Data records:
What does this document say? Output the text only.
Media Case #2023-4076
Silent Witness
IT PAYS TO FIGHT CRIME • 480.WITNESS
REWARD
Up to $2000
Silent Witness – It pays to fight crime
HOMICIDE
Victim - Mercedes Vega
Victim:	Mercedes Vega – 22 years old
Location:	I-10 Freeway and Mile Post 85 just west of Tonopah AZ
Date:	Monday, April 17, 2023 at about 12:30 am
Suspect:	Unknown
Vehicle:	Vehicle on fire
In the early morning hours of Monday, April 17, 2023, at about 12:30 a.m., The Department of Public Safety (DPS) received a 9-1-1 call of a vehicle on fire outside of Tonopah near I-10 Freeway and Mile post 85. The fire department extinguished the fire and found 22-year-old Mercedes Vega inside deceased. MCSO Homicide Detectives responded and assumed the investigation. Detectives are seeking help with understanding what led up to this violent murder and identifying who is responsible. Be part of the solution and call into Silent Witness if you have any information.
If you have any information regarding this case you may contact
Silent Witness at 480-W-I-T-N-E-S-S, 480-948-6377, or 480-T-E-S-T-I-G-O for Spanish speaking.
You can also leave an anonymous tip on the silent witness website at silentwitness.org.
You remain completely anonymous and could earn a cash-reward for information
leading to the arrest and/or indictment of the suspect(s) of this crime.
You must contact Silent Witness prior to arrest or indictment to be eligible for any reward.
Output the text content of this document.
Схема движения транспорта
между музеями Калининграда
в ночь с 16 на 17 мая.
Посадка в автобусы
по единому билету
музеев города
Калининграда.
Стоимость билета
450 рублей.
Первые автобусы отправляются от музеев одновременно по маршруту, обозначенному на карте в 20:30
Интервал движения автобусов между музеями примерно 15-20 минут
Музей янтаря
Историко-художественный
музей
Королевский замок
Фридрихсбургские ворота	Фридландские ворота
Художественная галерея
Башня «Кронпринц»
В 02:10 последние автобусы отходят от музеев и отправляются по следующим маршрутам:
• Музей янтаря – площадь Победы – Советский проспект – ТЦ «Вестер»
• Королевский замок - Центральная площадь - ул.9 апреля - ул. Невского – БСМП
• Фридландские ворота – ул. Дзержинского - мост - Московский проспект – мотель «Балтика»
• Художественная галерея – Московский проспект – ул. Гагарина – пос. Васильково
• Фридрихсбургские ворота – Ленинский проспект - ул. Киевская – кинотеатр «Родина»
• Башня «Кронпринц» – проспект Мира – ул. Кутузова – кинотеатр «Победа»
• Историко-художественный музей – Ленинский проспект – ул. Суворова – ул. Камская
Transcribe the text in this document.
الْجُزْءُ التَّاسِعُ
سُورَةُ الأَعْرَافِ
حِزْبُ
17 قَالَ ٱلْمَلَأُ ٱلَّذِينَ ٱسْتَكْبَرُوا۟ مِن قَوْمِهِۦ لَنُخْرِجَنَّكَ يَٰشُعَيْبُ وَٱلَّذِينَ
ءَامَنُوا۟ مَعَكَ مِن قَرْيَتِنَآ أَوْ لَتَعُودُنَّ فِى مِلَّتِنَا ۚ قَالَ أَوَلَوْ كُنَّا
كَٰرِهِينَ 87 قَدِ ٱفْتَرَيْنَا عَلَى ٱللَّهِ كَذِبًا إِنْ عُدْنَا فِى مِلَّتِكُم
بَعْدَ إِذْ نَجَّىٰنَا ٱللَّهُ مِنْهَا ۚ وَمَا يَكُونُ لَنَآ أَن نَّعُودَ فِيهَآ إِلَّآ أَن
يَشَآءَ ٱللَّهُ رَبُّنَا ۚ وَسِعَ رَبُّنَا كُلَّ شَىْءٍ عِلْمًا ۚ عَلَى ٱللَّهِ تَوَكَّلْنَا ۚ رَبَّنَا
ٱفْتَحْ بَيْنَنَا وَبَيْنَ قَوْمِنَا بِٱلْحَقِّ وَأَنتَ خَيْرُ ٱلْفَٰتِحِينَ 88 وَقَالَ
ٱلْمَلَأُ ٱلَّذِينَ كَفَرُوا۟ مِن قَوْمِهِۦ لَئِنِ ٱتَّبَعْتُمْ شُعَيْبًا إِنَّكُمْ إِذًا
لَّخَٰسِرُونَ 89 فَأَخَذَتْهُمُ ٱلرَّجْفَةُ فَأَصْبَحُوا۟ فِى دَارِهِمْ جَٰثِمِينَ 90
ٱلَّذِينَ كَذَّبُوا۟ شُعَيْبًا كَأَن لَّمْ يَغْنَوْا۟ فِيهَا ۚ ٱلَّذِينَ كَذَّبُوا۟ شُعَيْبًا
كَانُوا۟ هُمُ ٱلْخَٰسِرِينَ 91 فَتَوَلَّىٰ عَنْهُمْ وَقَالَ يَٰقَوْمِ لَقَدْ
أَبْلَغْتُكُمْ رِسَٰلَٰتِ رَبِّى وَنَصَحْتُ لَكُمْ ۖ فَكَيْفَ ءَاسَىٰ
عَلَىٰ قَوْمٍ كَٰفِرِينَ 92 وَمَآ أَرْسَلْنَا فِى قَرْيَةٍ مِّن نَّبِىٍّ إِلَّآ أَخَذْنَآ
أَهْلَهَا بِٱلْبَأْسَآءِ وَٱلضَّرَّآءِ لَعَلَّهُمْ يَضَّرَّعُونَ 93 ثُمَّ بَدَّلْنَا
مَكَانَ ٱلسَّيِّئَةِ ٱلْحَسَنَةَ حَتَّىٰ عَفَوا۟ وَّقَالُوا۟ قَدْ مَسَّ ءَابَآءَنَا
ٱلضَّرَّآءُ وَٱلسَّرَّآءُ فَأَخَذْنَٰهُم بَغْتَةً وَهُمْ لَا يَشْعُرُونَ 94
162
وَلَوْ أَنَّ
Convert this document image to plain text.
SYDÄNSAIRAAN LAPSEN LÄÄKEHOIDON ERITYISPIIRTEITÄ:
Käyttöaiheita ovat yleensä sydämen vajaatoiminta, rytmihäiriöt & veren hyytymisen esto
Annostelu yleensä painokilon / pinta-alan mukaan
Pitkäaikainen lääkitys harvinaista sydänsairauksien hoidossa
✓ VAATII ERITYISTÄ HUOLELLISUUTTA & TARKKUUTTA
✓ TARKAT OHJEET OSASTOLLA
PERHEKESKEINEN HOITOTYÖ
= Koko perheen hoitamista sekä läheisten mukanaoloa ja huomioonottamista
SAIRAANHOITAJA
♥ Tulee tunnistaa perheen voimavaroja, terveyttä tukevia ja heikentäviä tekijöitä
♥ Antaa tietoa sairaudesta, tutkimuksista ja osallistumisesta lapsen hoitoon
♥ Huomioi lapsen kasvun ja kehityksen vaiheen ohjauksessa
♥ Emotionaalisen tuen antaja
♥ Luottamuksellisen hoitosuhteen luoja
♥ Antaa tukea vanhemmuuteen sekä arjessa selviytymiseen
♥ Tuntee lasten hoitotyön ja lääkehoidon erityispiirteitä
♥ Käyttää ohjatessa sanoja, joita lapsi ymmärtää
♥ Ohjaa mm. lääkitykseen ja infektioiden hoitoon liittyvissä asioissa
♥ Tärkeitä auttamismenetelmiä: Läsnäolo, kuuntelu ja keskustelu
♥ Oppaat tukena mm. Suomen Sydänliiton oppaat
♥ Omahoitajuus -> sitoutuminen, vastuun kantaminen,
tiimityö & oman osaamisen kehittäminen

What you need to do
Your task is to print the whole listing again exactly.

Exercise answer
What does this document say? Output the text only.
Media Case #2023-4076
Silent Witness
IT PAYS TO FIGHT CRIME • 480.WITNESS
REWARD
Up to $2000
Silent Witness – It pays to fight crime
HOMICIDE
Victim - Mercedes Vega
Victim:	Mercedes Vega – 22 years old
Location:	I-10 Freeway and Mile Post 85 just west of Tonopah AZ
Date:	Monday, April 17, 2023 at about 12:30 am
Suspect:	Unknown
Vehicle:	Vehicle on fire
In the early morning hours of Monday, April 17, 2023, at about 12:30 a.m., The Department of Public Safety (DPS) received a 9-1-1 call of a vehicle on fire outside of Tonopah near I-10 Freeway and Mile post 85. The fire department extinguished the fire and found 22-year-old Mercedes Vega inside deceased. MCSO Homicide Detectives responded and assumed the investigation. Detectives are seeking help with understanding what led up to this violent murder and identifying who is responsible. Be part of the solution and call into Silent Witness if you have any information.
If you have any information regarding this case you may contact
Silent Witness at 480-W-I-T-N-E-S-S, 480-948-6377, or 480-T-E-S-T-I-G-O for Spanish speaking.
You can also leave an anonymous tip on the silent witness website at silentwitness.org.
You remain completely anonymous and could earn a cash-reward for information
leading to the arrest and/or indictment of the suspect(s) of this crime.
You must contact Silent Witness prior to arrest or indictment to be eligible for any reward.
Output the text content of this document.
Схема движения транспорта
между музеями Калининграда
в ночь с 16 на 17 мая.
Посадка в автобусы
по единому билету
музеев города
Калининграда.
Стоимость билета
450 рублей.
Первые автобусы отправляются от музеев одновременно по маршруту, обозначенному на карте в 20:30
Интервал движения автобусов между музеями примерно 15-20 минут
Музей янтаря
Историко-художественный
музей
Королевский замок
Фридрихсбургские ворота	Фридландские ворота
Художественная галерея
Башня «Кронпринц»
В 02:10 последние автобусы отходят от музеев и отправляются по следующим маршрутам:
• Музей янтаря – площадь Победы – Советский проспект – ТЦ «Вестер»
• Королевский замок - Центральная площадь - ул.9 апреля - ул. Невского – БСМП
• Фридландские ворота – ул. Дзержинского - мост - Московский проспект – мотель «Балтика»
• Художественная галерея – Московский проспект – ул. Гагарина – пос. Васильково
• Фридрихсбургские ворота – Ленинский проспект - ул. Киевская – кинотеатр «Родина»
• Башня «Кронпринц» – проспект Мира – ул. Кутузова – кинотеатр «Победа»
• Историко-художественный музей – Ленинский проспект – ул. Суворова – ул. Камская
Transcribe the text in this document.
الْجُزْءُ التَّاسِعُ
سُورَةُ الأَعْرَافِ
حِزْبُ
17 قَالَ ٱلْمَلَأُ ٱلَّذِينَ ٱسْتَكْبَرُوا۟ مِن قَوْمِهِۦ لَنُخْرِجَنَّكَ يَٰشُعَيْبُ وَٱلَّذِينَ
ءَامَنُوا۟ مَعَكَ مِن قَرْيَتِنَآ أَوْ لَتَعُودُنَّ فِى مِلَّتِنَا ۚ قَالَ أَوَلَوْ كُنَّا
كَٰرِهِينَ 87 قَدِ ٱفْتَرَيْنَا عَلَى ٱللَّهِ كَذِبًا إِنْ عُدْنَا فِى مِلَّتِكُم
بَعْدَ إِذْ نَجَّىٰنَا ٱللَّهُ مِنْهَا ۚ وَمَا يَكُونُ لَنَآ أَن نَّعُودَ فِيهَآ إِلَّآ أَن
يَشَآءَ ٱللَّهُ رَبُّنَا ۚ وَسِعَ رَبُّنَا كُلَّ شَىْءٍ عِلْمًا ۚ عَلَى ٱللَّهِ تَوَكَّلْنَا ۚ رَبَّنَا
ٱفْتَحْ بَيْنَنَا وَبَيْنَ قَوْمِنَا بِٱلْحَقِّ وَأَنتَ خَيْرُ ٱلْفَٰتِحِينَ 88 وَقَالَ
ٱلْمَلَأُ ٱلَّذِينَ كَفَرُوا۟ مِن قَوْمِهِۦ لَئِنِ ٱتَّبَعْتُمْ شُعَيْبًا إِنَّكُمْ إِذًا
لَّخَٰسِرُونَ 89 فَأَخَذَتْهُمُ ٱلرَّجْفَةُ فَأَصْبَحُوا۟ فِى دَارِهِمْ جَٰثِمِينَ 90
ٱلَّذِينَ كَذَّبُوا۟ شُعَيْبًا كَأَن لَّمْ يَغْنَوْا۟ فِيهَا ۚ ٱلَّذِينَ كَذَّبُوا۟ شُعَيْبًا
كَانُوا۟ هُمُ ٱلْخَٰسِرِينَ 91 فَتَوَلَّىٰ عَنْهُمْ وَقَالَ يَٰقَوْمِ لَقَدْ
أَبْلَغْتُكُمْ رِسَٰلَٰتِ رَبِّى وَنَصَحْتُ لَكُمْ ۖ فَكَيْفَ ءَاسَىٰ
عَلَىٰ قَوْمٍ كَٰفِرِينَ 92 وَمَآ أَرْسَلْنَا فِى قَرْيَةٍ مِّن نَّبِىٍّ إِلَّآ أَخَذْنَآ
أَهْلَهَا بِٱلْبَأْسَآءِ وَٱلضَّرَّآءِ لَعَلَّهُمْ يَضَّرَّعُونَ 93 ثُمَّ بَدَّلْنَا
مَكَانَ ٱلسَّيِّئَةِ ٱلْحَسَنَةَ حَتَّىٰ عَفَوا۟ وَّقَالُوا۟ قَدْ مَسَّ ءَابَآءَنَا
ٱلضَّرَّآءُ وَٱلسَّرَّآءُ فَأَخَذْنَٰهُم بَغْتَةً وَهُمْ لَا يَشْعُرُونَ 94
162
وَلَوْ أَنَّ
Convert this document image to plain text.
SYDÄNSAIRAAN LAPSEN LÄÄKEHOIDON ERITYISPIIRTEITÄ:
Käyttöaiheita ovat yleensä sydämen vajaatoiminta, rytmihäiriöt & veren hyytymisen esto
Annostelu yleensä painokilon / pinta-alan mukaan
Pitkäaikainen lääkitys harvinaista sydänsairauksien hoidossa
✓ VAATII ERITYISTÄ HUOLELLISUUTTA & TARKKUUTTA
✓ TARKAT OHJEET OSASTOLLA
PERHEKESKEINEN HOITOTYÖ
= Koko perheen hoitamista sekä läheisten mukanaoloa ja huomioonottamista
SAIRAANHOITAJA
♥ Tulee tunnistaa perheen voimavaroja, terveyttä tukevia ja heikentäviä tekijöitä
♥ Antaa tietoa sairaudesta, tutkimuksista ja osallistumisesta lapsen hoitoon
♥ Huomioi lapsen kasvun ja kehityksen vaiheen ohjauksessa
♥ Emotionaalisen tuen antaja
♥ Luottamuksellisen hoitosuhteen luoja
♥ Antaa tukea vanhemmuuteen sekä arjessa selviytymiseen
♥ Tuntee lasten hoitotyön ja lääkehoidon erityispiirteitä
♥ Käyttää ohjatessa sanoja, joita lapsi ymmärtää
♥ Ohjaa mm. lääkitykseen ja infektioiden hoitoon liittyvissä asioissa
♥ Tärkeitä auttamismenetelmiä: Läsnäolo, kuuntelu ja keskustelu
♥ Oppaat tukena mm. Suomen Sydänliiton oppaat
♥ Omahoitajuus -> sitoutuminen, vastuun kantaminen,
tiimityö & oman osaamisen kehittäminen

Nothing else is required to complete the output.